**GOAL:** Using the records below, please work out how many lines contain "http"; answer with the number alone.

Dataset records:
--- Start ---

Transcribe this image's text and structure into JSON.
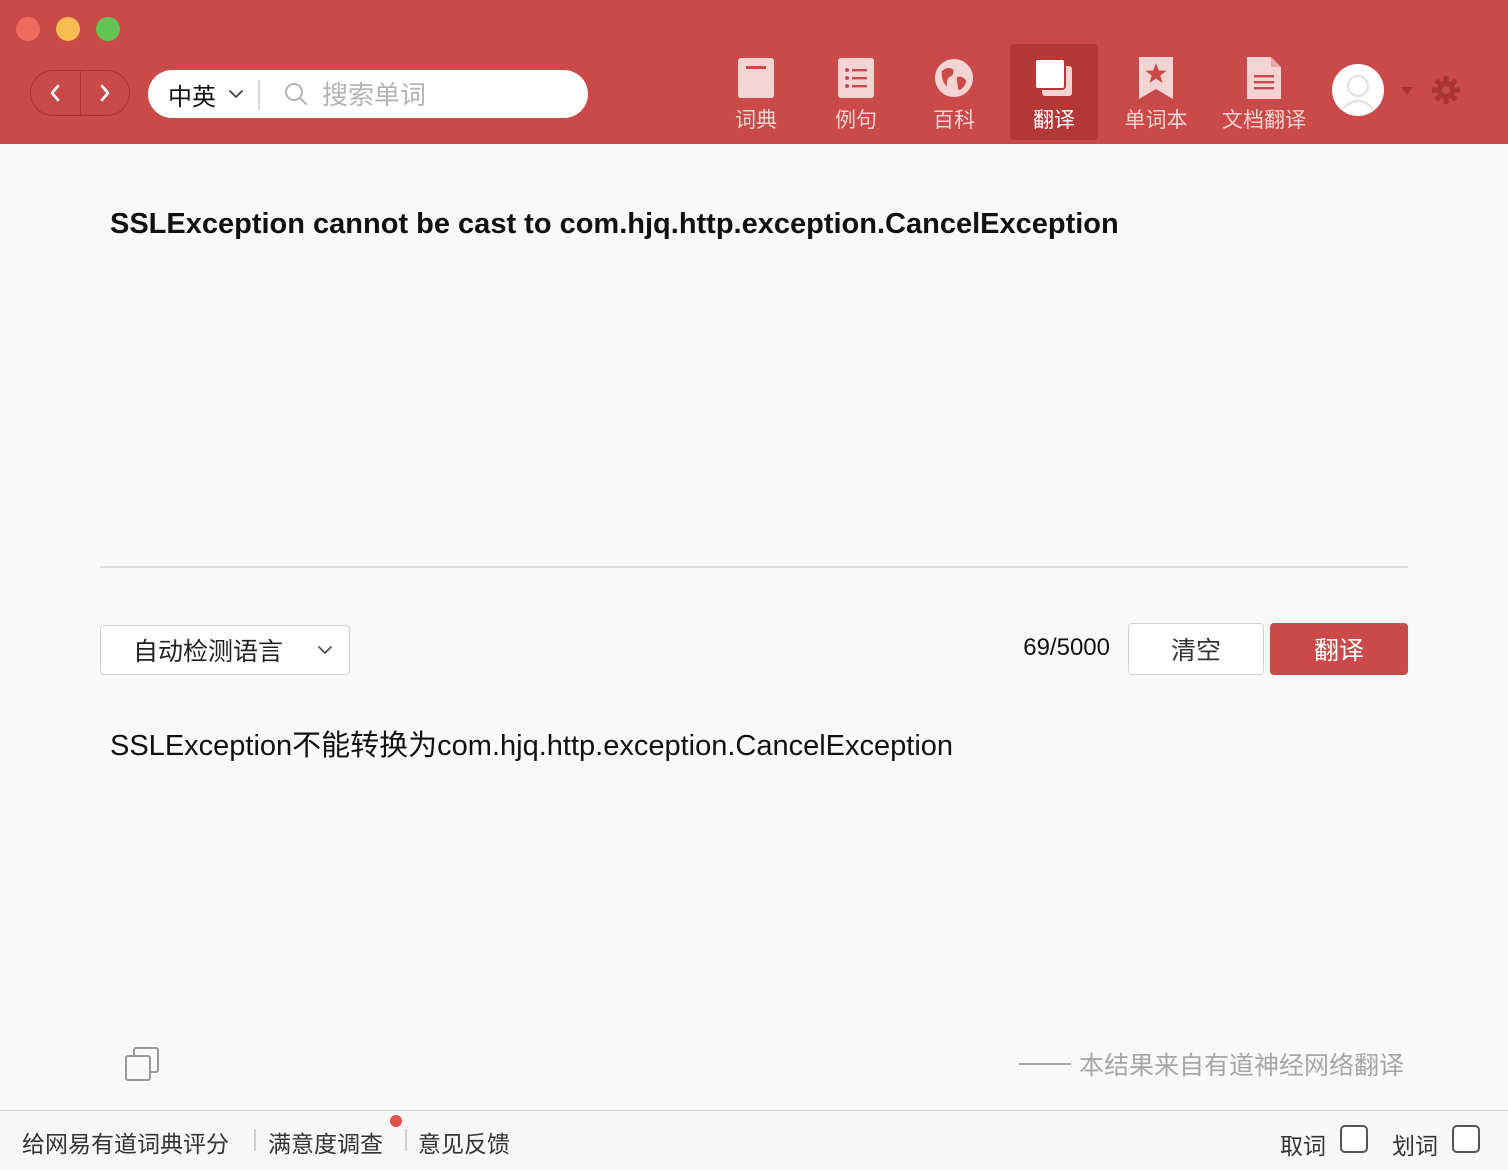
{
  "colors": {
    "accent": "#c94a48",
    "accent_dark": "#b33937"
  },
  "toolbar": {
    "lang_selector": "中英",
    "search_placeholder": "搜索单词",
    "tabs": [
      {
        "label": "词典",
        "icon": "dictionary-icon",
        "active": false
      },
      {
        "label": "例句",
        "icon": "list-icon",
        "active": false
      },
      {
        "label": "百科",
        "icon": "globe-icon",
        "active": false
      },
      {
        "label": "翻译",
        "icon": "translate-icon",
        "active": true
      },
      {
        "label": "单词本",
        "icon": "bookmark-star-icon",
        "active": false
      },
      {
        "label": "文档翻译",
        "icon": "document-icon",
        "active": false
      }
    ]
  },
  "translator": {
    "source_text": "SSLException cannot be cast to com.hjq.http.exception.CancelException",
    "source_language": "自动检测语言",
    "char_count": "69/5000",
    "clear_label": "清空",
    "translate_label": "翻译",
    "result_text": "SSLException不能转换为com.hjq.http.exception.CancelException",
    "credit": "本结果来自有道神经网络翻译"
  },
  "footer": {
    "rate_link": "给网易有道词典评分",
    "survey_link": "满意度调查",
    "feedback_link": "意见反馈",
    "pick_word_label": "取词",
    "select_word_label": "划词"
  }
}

--- End ---

**EXPECTED ANSWER:** 2